Stated exercise
Spot each line in the records below where the word "在劳动生产率提升的贡献项中" occurs, then copy it.

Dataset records
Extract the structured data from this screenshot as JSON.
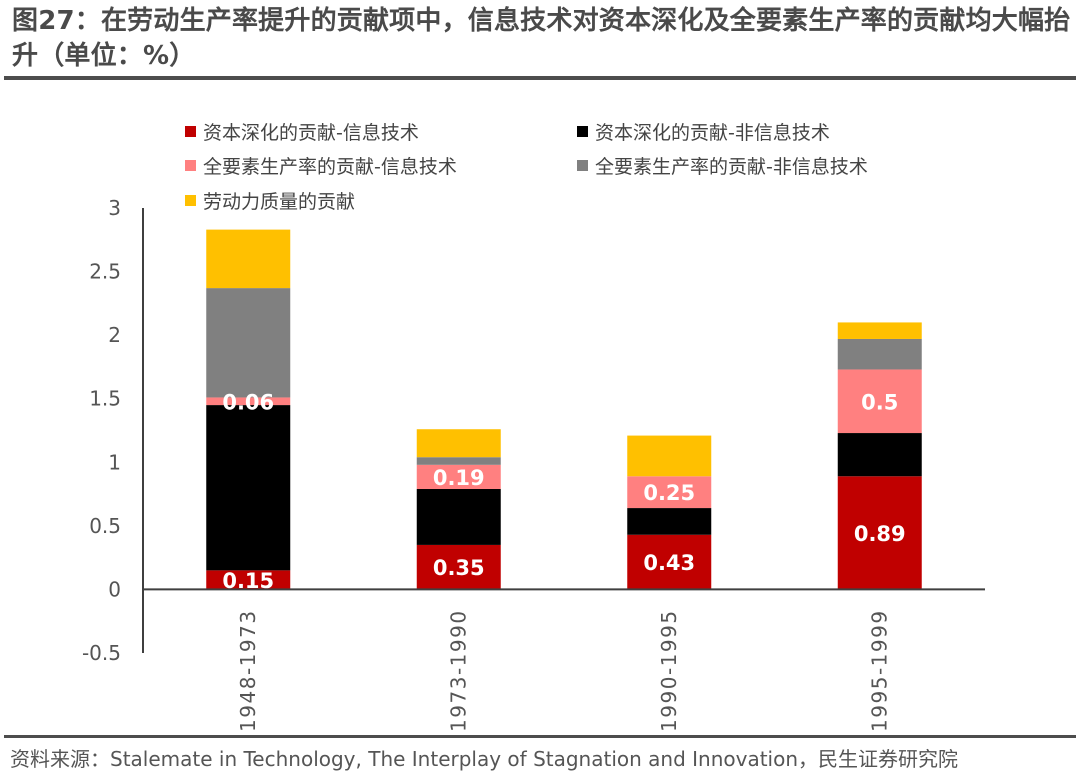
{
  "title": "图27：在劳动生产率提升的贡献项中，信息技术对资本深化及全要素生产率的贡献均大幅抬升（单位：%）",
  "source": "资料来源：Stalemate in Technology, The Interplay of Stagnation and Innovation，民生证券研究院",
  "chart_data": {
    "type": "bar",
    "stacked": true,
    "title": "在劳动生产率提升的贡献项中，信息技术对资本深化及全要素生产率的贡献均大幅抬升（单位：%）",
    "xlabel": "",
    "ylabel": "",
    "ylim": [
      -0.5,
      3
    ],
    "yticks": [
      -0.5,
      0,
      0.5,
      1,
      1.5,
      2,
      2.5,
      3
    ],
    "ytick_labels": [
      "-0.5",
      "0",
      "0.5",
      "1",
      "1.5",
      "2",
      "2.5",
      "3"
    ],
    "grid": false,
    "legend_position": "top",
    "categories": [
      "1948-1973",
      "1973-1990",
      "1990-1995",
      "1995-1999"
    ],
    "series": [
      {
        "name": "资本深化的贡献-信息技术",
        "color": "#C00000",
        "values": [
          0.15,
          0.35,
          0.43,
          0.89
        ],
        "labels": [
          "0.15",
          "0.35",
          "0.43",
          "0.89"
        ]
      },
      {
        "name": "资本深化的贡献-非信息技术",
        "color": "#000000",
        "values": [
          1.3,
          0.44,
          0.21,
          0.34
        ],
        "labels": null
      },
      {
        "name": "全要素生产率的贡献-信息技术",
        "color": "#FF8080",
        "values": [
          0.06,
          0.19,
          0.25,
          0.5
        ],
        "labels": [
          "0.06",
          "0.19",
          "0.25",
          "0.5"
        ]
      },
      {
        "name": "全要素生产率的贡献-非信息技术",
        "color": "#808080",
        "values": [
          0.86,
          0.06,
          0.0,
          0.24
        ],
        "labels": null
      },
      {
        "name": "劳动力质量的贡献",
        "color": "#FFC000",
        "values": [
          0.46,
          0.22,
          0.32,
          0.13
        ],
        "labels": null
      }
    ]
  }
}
...
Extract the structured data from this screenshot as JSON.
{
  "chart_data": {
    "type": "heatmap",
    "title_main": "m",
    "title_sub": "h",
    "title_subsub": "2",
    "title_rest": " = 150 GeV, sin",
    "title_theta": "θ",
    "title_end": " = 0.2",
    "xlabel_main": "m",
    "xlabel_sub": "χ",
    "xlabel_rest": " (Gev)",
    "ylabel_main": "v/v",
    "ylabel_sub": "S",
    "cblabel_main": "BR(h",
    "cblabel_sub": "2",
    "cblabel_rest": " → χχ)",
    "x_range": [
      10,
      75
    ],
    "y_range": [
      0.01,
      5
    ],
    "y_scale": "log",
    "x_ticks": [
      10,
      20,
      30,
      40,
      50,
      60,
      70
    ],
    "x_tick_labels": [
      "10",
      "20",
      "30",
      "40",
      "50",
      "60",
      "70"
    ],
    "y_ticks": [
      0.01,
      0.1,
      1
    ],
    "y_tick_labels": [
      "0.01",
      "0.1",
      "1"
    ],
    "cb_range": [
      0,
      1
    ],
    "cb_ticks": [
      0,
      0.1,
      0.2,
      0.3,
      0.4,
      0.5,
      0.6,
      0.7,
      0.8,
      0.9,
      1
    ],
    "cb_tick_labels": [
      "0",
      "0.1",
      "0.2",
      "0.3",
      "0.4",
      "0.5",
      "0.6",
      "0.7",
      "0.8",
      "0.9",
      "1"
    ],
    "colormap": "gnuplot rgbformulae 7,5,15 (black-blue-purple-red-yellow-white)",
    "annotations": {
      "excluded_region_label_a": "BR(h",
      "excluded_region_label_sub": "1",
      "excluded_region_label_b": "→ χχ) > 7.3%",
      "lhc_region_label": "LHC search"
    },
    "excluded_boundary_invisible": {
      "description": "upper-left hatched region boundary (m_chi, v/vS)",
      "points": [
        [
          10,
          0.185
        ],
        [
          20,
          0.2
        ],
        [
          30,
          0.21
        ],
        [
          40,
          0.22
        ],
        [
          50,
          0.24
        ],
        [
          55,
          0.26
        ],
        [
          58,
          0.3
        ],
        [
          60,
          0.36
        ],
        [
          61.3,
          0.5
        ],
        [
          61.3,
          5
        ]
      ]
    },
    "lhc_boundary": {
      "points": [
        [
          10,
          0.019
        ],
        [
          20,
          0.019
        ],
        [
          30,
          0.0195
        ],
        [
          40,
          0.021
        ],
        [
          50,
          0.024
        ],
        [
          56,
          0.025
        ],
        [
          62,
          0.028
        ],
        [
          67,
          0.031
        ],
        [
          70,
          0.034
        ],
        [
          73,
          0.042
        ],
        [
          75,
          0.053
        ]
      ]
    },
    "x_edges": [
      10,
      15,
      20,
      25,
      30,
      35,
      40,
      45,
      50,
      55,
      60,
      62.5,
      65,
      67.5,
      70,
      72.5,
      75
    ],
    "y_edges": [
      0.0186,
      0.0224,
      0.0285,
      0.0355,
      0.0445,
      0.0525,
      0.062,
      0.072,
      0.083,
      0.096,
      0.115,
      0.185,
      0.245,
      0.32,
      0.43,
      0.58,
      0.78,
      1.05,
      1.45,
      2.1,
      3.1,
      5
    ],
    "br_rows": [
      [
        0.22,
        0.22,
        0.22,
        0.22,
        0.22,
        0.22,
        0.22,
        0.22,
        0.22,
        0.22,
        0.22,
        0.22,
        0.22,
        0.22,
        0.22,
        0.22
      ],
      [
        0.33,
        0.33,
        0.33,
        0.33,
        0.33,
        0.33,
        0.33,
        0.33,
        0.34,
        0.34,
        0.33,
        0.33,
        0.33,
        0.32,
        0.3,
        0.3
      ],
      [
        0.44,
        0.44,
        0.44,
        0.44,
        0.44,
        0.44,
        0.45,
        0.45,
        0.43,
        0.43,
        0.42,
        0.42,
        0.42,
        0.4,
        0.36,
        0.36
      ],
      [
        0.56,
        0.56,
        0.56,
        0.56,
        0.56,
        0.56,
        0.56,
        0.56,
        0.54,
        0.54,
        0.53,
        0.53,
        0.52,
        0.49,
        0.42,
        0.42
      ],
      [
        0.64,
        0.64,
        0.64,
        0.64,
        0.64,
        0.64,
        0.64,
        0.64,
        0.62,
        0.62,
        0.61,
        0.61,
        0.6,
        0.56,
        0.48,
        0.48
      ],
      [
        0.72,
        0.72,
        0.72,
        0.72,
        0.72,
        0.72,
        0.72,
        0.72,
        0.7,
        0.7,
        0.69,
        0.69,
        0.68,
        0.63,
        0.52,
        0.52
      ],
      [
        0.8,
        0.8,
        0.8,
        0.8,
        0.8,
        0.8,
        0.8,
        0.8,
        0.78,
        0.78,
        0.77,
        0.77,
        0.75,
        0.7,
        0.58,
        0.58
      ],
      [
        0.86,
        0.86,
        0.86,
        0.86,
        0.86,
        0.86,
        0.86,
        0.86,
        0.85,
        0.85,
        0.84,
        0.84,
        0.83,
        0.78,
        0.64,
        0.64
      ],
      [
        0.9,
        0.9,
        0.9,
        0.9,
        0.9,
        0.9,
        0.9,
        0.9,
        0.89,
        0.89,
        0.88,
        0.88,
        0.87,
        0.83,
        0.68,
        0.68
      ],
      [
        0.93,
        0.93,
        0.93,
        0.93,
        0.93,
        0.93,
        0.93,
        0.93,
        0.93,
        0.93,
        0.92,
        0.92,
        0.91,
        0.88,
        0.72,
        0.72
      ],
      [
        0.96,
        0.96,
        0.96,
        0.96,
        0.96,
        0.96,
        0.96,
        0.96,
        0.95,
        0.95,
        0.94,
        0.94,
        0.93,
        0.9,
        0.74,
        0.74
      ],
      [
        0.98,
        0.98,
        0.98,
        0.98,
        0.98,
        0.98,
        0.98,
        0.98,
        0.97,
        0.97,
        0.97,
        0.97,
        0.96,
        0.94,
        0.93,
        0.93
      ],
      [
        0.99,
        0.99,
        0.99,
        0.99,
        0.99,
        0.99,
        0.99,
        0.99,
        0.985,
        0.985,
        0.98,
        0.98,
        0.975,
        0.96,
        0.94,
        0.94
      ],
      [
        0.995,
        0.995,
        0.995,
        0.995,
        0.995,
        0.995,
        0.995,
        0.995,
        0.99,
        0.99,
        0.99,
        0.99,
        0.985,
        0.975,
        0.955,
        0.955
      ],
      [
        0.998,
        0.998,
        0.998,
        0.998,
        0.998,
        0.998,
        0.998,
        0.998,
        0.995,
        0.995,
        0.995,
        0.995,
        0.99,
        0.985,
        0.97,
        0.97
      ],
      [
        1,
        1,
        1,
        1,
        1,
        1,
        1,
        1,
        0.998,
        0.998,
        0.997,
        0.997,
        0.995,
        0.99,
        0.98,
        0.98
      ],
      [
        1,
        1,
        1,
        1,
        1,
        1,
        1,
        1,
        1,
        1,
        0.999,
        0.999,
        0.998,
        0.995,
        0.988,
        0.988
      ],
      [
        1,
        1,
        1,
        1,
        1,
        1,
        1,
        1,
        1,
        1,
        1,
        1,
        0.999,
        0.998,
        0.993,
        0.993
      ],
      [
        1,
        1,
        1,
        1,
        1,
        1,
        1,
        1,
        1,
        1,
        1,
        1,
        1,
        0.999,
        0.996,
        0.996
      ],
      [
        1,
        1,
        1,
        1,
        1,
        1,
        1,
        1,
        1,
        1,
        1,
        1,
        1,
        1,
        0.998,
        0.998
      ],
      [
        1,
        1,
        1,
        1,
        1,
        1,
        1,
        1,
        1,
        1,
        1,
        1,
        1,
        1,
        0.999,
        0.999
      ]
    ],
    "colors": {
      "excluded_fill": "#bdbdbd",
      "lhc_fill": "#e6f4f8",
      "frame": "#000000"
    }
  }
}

Result for this exercise
  "title": "图27：在劳动生产率提升的贡献项中，信息技术对资本深化及全要素生产率的贡献均大幅抬升（单位：%）",
    "title": "在劳动生产率提升的贡献项中，信息技术对资本深化及全要素生产率的贡献均大幅抬升（单位：%）",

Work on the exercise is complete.